» Written request:
Copy every line from the data below in which the string "value" can be found.

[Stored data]
--- START ---
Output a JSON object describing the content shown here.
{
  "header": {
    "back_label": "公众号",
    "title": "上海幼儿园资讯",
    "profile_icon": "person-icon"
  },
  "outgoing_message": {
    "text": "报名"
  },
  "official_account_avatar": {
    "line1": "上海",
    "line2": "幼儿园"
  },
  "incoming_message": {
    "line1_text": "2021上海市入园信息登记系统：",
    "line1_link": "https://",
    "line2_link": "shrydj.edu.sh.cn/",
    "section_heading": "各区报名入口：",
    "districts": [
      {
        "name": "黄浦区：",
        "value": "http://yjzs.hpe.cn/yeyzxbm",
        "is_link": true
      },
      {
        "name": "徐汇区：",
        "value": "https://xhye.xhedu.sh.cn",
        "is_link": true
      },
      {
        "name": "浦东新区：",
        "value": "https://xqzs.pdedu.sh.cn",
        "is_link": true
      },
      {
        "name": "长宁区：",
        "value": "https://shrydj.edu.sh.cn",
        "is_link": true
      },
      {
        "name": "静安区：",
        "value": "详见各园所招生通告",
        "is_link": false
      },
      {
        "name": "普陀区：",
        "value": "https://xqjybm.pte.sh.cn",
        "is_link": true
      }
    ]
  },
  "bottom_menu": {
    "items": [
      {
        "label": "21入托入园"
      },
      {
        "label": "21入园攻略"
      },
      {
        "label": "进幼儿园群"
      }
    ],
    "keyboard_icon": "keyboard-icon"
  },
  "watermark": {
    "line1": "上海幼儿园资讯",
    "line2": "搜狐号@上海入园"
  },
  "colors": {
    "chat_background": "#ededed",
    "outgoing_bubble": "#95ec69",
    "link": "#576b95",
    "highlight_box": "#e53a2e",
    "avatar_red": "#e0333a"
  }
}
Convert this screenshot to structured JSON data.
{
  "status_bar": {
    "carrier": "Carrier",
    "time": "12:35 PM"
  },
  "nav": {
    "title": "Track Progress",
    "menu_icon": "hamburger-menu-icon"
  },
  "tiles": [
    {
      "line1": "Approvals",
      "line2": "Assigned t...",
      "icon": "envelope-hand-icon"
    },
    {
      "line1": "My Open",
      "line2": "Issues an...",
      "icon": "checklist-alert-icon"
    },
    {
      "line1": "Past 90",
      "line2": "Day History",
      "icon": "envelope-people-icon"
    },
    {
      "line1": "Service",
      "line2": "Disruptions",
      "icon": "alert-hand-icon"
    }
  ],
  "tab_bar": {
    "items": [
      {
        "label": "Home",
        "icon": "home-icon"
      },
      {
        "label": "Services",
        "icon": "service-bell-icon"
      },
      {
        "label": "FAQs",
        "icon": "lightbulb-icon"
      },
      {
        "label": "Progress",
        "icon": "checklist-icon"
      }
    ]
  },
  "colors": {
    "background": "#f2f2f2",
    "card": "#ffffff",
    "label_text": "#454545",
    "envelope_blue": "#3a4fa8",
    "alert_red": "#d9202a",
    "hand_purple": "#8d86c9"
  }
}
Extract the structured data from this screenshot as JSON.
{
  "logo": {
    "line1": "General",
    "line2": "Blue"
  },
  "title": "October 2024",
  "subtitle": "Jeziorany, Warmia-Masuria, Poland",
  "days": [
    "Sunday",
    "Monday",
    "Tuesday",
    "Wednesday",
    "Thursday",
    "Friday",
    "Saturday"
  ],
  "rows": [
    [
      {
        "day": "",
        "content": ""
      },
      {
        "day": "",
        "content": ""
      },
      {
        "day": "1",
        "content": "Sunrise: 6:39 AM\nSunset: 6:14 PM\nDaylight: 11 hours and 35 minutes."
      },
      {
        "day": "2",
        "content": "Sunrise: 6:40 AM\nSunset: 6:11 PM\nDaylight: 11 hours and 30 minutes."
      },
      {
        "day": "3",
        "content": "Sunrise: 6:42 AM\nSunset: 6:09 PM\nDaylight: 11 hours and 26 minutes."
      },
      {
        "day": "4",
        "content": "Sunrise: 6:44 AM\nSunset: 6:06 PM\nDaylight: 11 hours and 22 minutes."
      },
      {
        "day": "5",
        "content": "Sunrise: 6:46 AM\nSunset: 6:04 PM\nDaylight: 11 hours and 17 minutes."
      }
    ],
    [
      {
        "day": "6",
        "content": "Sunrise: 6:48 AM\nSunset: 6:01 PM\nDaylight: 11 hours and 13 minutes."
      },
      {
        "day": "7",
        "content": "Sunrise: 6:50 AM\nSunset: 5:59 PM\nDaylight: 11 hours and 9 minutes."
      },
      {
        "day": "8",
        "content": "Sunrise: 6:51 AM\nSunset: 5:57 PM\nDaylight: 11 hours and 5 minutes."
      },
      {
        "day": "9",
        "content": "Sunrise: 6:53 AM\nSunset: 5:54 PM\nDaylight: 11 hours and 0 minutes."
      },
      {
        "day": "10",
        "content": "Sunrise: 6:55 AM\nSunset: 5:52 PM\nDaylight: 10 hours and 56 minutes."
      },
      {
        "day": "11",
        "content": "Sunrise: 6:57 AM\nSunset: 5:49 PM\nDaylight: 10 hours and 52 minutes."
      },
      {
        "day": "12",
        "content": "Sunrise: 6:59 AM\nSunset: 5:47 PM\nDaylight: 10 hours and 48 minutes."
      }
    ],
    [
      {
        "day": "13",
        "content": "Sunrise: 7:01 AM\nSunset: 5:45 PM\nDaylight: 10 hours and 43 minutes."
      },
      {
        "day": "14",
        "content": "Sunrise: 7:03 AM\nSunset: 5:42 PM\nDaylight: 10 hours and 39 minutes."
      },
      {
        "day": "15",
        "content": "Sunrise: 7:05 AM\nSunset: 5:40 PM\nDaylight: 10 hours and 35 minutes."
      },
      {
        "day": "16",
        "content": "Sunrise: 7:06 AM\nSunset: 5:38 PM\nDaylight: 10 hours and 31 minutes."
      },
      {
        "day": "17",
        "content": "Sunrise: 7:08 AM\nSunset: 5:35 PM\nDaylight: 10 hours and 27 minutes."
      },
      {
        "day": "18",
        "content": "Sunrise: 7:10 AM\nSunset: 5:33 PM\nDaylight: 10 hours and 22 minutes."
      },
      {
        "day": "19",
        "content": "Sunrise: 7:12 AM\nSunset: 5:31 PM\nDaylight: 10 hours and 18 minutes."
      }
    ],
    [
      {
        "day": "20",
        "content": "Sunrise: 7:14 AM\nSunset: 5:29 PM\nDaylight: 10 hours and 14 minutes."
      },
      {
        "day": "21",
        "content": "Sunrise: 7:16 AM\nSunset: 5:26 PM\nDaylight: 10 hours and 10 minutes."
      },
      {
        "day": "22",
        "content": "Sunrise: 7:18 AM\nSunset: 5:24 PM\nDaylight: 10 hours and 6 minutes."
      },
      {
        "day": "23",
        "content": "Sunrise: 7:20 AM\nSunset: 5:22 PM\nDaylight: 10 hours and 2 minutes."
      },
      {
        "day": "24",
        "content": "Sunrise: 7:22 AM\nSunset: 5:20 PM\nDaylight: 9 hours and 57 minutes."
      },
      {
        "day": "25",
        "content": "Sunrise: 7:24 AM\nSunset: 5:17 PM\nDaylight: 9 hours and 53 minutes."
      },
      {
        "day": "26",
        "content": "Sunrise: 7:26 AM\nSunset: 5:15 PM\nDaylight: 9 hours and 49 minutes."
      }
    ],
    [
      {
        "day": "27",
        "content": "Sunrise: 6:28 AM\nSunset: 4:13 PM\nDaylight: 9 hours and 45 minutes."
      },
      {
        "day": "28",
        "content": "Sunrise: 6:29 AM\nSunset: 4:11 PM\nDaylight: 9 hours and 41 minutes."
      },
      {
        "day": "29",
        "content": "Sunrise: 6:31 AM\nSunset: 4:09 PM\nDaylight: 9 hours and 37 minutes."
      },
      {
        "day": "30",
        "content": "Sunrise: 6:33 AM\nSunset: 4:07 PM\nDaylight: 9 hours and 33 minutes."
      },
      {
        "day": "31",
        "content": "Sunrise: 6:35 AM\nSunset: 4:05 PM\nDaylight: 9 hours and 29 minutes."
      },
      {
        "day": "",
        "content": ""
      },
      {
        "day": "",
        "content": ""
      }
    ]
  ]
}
--- END ---
» Correct response:
        "value": "http://yjzs.hpe.cn/yeyzxbm",
        "value": "https://xhye.xhedu.sh.cn",
        "value": "https://xqzs.pdedu.sh.cn",
        "value": "https://shrydj.edu.sh.cn",
        "value": "详见各园所招生通告",
        "value": "https://xqjybm.pte.sh.cn",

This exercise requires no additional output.